[start of Task data]
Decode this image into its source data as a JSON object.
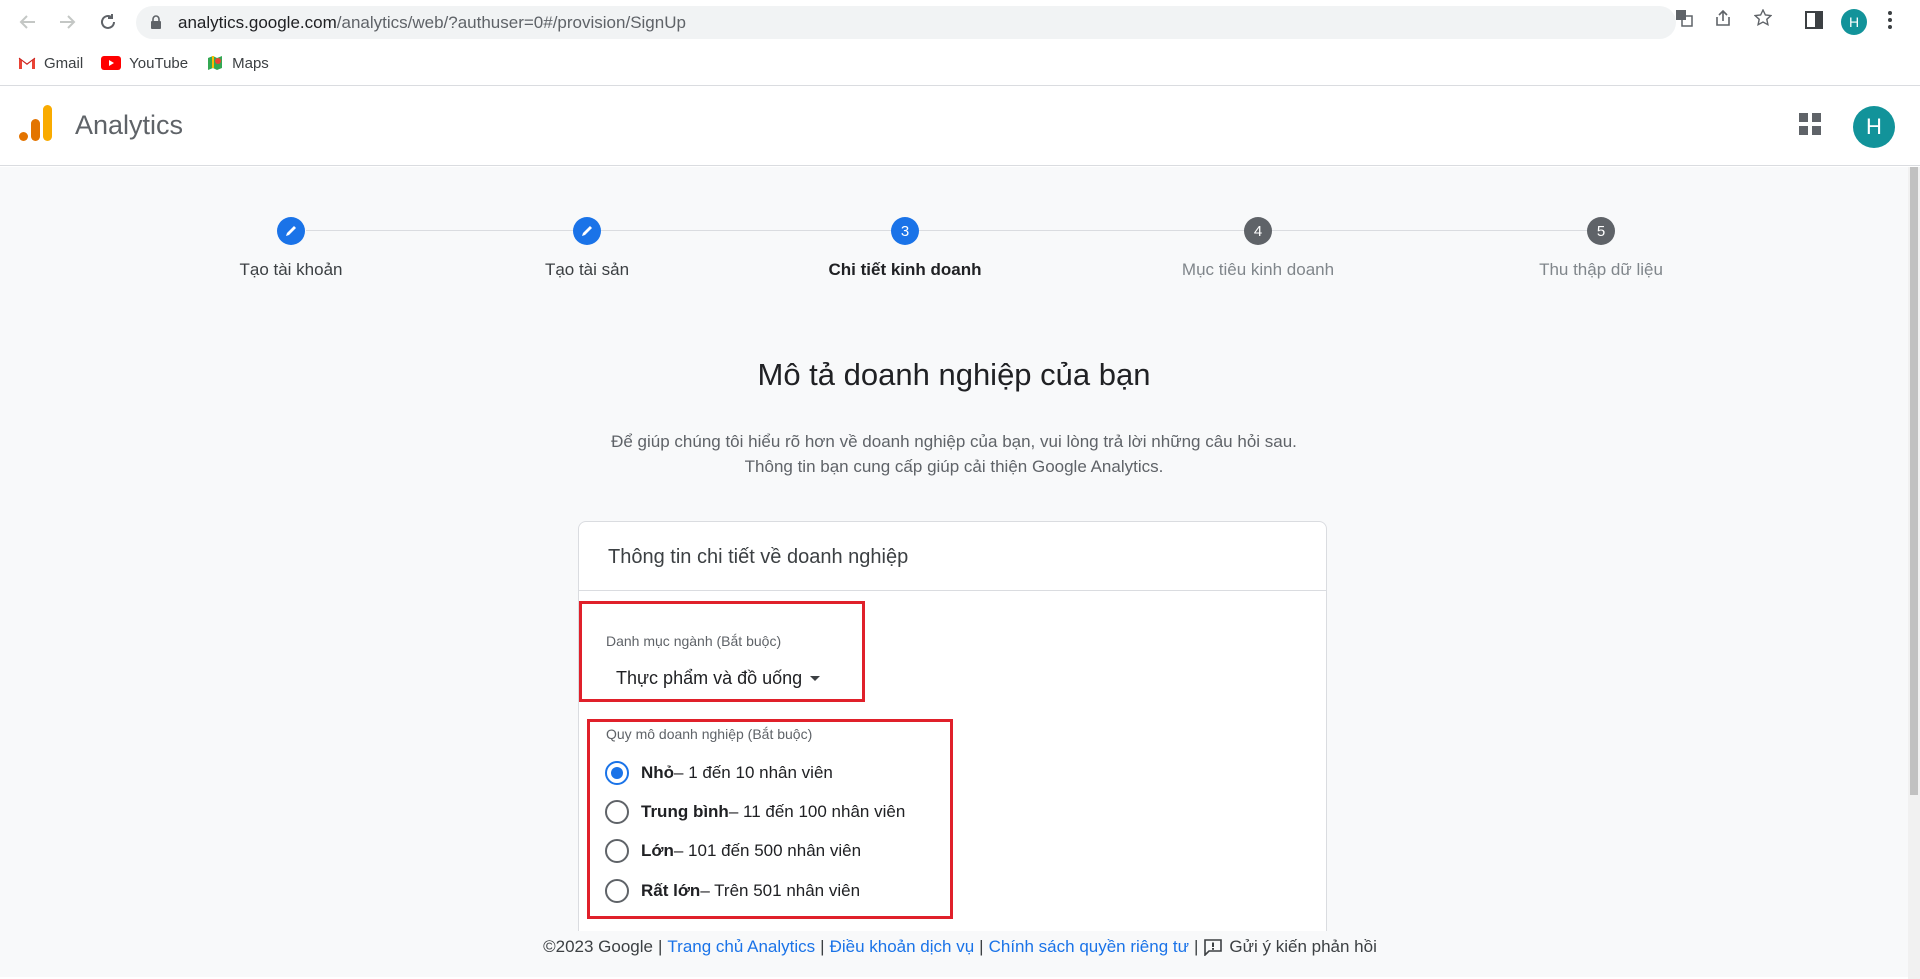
{
  "browser": {
    "url_host": "analytics.google.com",
    "url_path": "/analytics/web/?authuser=0#/provision/SignUp",
    "profile_initial": "H",
    "bookmarks": [
      {
        "label": "Gmail",
        "icon": "gmail-icon"
      },
      {
        "label": "YouTube",
        "icon": "youtube-icon"
      },
      {
        "label": "Maps",
        "icon": "maps-icon"
      }
    ]
  },
  "app": {
    "title": "Analytics",
    "avatar_initial": "H"
  },
  "stepper": {
    "steps": [
      {
        "label": "Tạo tài khoản",
        "state": "done"
      },
      {
        "label": "Tạo tài sản",
        "state": "done"
      },
      {
        "number": "3",
        "label": "Chi tiết kinh doanh",
        "state": "active"
      },
      {
        "number": "4",
        "label": "Mục tiêu kinh doanh",
        "state": "future"
      },
      {
        "number": "5",
        "label": "Thu thập dữ liệu",
        "state": "future"
      }
    ]
  },
  "page": {
    "heading": "Mô tả doanh nghiệp của bạn",
    "subtext_line1": "Để giúp chúng tôi hiểu rõ hơn về doanh nghiệp của bạn, vui lòng trả lời những câu hỏi sau.",
    "subtext_line2": "Thông tin bạn cung cấp giúp cải thiện Google Analytics."
  },
  "card": {
    "title": "Thông tin chi tiết về doanh nghiệp",
    "industry_label": "Danh mục ngành (Bắt buộc)",
    "industry_value": "Thực phẩm và đồ uống",
    "size_label": "Quy mô doanh nghiệp (Bắt buộc)",
    "size_options": [
      {
        "name": "Nhỏ",
        "detail": " – 1 đến 10 nhân viên",
        "checked": true
      },
      {
        "name": "Trung bình",
        "detail": " – 11 đến 100 nhân viên",
        "checked": false
      },
      {
        "name": "Lớn",
        "detail": " – 101 đến 500 nhân viên",
        "checked": false
      },
      {
        "name": "Rất lớn",
        "detail": " – Trên 501 nhân viên",
        "checked": false
      }
    ]
  },
  "footer": {
    "copyright": "©2023 Google",
    "links": [
      "Trang chủ Analytics",
      "Điều khoản dịch vụ",
      "Chính sách quyền riêng tư"
    ],
    "feedback": "Gửi ý kiến phản hồi"
  },
  "colors": {
    "accent": "#1a73e8",
    "highlight": "#e0202a",
    "avatar": "#12939a"
  }
}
[end of Task data]
**Exercise requirements:**
Print each record exactly as it stands, leaving the images out.

**Output below:**
Decode this image into its source data as a JSON object.
{
  "browser": {
    "url_host": "analytics.google.com",
    "url_path": "/analytics/web/?authuser=0#/provision/SignUp",
    "profile_initial": "H",
    "bookmarks": [
      {
        "label": "Gmail",
        "icon": "gmail-icon"
      },
      {
        "label": "YouTube",
        "icon": "youtube-icon"
      },
      {
        "label": "Maps",
        "icon": "maps-icon"
      }
    ]
  },
  "app": {
    "title": "Analytics",
    "avatar_initial": "H"
  },
  "stepper": {
    "steps": [
      {
        "label": "Tạo tài khoản",
        "state": "done"
      },
      {
        "label": "Tạo tài sản",
        "state": "done"
      },
      {
        "number": "3",
        "label": "Chi tiết kinh doanh",
        "state": "active"
      },
      {
        "number": "4",
        "label": "Mục tiêu kinh doanh",
        "state": "future"
      },
      {
        "number": "5",
        "label": "Thu thập dữ liệu",
        "state": "future"
      }
    ]
  },
  "page": {
    "heading": "Mô tả doanh nghiệp của bạn",
    "subtext_line1": "Để giúp chúng tôi hiểu rõ hơn về doanh nghiệp của bạn, vui lòng trả lời những câu hỏi sau.",
    "subtext_line2": "Thông tin bạn cung cấp giúp cải thiện Google Analytics."
  },
  "card": {
    "title": "Thông tin chi tiết về doanh nghiệp",
    "industry_label": "Danh mục ngành (Bắt buộc)",
    "industry_value": "Thực phẩm và đồ uống",
    "size_label": "Quy mô doanh nghiệp (Bắt buộc)",
    "size_options": [
      {
        "name": "Nhỏ",
        "detail": " – 1 đến 10 nhân viên",
        "checked": true
      },
      {
        "name": "Trung bình",
        "detail": " – 11 đến 100 nhân viên",
        "checked": false
      },
      {
        "name": "Lớn",
        "detail": " – 101 đến 500 nhân viên",
        "checked": false
      },
      {
        "name": "Rất lớn",
        "detail": " – Trên 501 nhân viên",
        "checked": false
      }
    ]
  },
  "footer": {
    "copyright": "©2023 Google",
    "links": [
      "Trang chủ Analytics",
      "Điều khoản dịch vụ",
      "Chính sách quyền riêng tư"
    ],
    "feedback": "Gửi ý kiến phản hồi"
  },
  "colors": {
    "accent": "#1a73e8",
    "highlight": "#e0202a",
    "avatar": "#12939a"
  }
}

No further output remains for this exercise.